Extracts from a graphics dataset:
▼▼▼

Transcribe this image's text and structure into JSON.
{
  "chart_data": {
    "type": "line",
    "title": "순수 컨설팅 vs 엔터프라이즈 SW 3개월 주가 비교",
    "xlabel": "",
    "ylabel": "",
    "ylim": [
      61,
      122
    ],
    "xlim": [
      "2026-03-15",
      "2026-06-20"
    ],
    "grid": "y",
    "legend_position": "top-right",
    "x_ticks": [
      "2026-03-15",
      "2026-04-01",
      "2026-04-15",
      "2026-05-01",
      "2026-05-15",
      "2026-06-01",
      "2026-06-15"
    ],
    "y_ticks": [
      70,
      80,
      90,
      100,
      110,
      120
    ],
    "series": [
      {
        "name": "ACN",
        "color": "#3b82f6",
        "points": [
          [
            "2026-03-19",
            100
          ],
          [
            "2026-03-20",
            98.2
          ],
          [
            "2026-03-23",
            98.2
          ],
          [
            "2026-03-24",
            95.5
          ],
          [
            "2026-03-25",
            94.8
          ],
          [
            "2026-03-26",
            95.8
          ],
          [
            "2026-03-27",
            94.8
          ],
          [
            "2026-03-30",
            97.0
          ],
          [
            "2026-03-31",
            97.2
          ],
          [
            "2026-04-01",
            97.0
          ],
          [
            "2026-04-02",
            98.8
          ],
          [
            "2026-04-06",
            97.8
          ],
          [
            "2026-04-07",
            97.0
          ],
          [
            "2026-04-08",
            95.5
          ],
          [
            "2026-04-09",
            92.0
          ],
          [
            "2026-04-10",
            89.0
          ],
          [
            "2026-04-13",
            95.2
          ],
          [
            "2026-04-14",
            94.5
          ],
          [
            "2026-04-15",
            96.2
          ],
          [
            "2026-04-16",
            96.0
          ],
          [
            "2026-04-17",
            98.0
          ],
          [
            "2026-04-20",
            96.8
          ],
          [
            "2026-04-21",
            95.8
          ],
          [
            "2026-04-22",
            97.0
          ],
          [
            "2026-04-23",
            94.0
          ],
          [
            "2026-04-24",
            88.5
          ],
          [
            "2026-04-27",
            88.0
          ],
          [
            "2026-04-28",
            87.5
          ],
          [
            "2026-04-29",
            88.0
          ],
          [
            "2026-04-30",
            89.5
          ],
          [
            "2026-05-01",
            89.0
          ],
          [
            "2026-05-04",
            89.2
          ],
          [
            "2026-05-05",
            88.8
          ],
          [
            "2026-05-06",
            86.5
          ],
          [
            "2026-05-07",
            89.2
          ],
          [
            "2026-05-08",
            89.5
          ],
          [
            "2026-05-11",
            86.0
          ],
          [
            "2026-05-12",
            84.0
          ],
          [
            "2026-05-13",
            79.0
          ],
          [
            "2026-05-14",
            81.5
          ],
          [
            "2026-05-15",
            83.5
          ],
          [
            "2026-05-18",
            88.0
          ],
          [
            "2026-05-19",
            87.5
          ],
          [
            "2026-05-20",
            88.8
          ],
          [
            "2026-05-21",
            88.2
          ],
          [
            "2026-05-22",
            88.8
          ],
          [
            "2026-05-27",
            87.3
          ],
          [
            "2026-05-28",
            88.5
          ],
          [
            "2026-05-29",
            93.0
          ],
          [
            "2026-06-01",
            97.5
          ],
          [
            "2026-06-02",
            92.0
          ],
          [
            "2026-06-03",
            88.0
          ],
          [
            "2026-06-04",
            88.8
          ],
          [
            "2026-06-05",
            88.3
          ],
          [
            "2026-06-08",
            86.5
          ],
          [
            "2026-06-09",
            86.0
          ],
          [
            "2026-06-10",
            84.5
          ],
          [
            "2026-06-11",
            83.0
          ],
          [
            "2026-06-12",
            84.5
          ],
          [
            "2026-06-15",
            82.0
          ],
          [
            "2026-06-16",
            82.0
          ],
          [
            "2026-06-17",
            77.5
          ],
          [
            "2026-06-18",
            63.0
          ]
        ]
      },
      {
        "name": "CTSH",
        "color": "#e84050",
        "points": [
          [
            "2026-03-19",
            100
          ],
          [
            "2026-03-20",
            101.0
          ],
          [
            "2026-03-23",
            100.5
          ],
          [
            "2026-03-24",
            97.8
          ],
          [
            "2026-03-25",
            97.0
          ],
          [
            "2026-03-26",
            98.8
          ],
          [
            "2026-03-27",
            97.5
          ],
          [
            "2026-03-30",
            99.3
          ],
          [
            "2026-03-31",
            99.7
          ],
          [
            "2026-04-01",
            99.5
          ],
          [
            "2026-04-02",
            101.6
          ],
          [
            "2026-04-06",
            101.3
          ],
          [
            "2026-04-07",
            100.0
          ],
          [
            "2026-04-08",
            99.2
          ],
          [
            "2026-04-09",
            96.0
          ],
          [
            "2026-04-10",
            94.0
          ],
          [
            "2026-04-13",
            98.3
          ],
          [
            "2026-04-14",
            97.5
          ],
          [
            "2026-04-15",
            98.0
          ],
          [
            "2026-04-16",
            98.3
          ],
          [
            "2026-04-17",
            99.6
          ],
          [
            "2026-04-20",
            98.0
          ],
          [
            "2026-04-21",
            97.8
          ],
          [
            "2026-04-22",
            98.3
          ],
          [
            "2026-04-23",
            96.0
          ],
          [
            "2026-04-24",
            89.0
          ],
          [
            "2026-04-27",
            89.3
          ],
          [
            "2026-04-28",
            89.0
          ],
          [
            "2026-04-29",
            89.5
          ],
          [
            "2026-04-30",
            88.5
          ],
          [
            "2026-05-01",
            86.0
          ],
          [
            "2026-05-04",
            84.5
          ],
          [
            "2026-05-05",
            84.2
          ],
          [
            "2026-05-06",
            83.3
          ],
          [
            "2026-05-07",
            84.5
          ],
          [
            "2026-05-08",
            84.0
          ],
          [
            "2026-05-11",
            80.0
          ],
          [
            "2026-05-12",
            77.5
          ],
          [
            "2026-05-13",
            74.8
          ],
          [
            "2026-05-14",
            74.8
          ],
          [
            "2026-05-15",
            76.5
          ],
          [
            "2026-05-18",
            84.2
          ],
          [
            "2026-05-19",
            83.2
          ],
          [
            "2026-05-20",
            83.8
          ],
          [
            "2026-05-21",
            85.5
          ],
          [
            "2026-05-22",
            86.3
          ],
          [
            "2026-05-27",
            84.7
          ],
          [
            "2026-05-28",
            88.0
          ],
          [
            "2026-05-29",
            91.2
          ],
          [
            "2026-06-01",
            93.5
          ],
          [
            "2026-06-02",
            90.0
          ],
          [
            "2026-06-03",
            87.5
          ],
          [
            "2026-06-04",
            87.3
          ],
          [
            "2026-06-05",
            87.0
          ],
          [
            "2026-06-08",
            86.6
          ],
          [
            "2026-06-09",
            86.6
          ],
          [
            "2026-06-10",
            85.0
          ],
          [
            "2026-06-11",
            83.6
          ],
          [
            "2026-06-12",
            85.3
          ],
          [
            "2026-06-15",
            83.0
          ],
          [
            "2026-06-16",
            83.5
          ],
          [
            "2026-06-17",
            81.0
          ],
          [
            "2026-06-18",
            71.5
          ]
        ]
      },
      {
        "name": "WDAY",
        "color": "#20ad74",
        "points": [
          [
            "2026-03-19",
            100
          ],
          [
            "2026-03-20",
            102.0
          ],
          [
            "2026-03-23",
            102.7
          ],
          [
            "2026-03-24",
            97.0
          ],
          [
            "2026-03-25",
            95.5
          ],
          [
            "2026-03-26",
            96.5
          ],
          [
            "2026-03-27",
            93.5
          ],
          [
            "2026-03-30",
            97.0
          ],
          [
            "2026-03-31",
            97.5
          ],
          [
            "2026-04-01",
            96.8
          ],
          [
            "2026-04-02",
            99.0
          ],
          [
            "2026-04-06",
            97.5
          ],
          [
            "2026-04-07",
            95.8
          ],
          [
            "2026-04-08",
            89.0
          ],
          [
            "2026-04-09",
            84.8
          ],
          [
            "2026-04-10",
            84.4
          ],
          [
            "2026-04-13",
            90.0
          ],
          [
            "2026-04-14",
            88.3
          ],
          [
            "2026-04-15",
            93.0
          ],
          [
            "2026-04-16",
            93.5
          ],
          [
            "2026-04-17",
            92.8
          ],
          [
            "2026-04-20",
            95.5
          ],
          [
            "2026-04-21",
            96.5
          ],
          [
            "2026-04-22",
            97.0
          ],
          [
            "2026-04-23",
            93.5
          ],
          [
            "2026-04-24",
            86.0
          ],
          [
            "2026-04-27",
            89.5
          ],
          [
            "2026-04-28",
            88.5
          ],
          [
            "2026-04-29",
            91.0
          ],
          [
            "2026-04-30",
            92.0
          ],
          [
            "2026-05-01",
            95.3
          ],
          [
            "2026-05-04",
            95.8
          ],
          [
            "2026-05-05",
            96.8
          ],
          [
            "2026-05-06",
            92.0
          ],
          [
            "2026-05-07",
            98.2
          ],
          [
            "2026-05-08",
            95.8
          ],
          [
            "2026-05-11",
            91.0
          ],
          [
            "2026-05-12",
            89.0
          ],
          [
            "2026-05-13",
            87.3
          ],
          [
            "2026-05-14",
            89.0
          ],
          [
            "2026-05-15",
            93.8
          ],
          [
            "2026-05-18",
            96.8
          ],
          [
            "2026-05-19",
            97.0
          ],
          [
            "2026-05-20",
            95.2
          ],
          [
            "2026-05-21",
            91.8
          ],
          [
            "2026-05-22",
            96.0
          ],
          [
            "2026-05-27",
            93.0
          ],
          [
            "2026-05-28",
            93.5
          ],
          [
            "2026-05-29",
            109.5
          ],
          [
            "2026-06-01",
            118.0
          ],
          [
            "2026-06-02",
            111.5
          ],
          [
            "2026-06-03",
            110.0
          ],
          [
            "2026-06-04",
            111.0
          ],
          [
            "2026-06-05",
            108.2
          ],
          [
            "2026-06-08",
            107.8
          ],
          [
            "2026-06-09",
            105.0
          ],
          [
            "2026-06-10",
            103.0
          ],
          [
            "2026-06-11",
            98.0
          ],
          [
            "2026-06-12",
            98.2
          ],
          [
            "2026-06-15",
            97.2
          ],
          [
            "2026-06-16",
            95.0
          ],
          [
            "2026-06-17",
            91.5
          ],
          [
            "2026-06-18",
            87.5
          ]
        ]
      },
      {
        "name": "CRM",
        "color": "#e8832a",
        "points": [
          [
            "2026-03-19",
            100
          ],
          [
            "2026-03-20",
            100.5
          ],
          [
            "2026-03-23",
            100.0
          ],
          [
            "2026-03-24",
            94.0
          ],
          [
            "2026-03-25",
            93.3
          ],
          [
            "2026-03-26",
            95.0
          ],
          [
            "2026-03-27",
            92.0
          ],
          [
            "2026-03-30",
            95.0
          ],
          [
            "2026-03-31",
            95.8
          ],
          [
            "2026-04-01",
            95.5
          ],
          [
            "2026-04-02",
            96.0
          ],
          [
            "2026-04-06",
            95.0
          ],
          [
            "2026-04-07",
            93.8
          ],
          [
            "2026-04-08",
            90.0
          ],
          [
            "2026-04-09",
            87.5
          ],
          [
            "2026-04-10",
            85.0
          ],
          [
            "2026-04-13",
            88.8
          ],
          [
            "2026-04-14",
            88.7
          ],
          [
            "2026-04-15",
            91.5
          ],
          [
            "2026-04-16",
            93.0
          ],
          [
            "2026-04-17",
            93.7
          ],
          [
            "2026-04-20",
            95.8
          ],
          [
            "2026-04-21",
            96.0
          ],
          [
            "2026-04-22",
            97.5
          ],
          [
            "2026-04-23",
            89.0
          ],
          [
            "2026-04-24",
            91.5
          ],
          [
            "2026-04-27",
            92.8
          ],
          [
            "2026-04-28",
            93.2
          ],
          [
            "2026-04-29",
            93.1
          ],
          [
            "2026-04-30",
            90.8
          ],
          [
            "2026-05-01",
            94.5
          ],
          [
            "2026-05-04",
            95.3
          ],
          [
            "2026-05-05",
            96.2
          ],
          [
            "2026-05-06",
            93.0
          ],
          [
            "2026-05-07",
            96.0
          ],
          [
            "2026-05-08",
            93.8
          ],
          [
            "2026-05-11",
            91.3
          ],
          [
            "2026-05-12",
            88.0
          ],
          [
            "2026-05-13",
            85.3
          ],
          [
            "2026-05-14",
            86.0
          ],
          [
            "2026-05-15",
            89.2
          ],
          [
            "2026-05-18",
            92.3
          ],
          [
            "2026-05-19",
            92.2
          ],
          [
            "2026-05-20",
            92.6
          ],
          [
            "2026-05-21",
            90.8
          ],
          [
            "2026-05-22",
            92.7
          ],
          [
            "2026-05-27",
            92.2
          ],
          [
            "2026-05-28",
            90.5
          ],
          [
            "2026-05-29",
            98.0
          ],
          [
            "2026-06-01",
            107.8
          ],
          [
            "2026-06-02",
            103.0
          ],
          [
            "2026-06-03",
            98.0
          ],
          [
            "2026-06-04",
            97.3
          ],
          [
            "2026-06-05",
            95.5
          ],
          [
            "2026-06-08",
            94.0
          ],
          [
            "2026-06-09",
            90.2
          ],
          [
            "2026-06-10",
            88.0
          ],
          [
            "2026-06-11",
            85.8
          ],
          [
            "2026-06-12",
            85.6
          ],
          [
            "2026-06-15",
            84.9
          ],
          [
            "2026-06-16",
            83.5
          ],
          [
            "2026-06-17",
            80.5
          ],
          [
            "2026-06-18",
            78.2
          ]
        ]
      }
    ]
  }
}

▲▲▲

_EXERCISE TASK:_ Search the data above for the string "color" and return every line that has it.

_THE REPLY:_
        "color": "#3b82f6",
        "color": "#e84050",
        "color": "#20ad74",
        "color": "#e8832a",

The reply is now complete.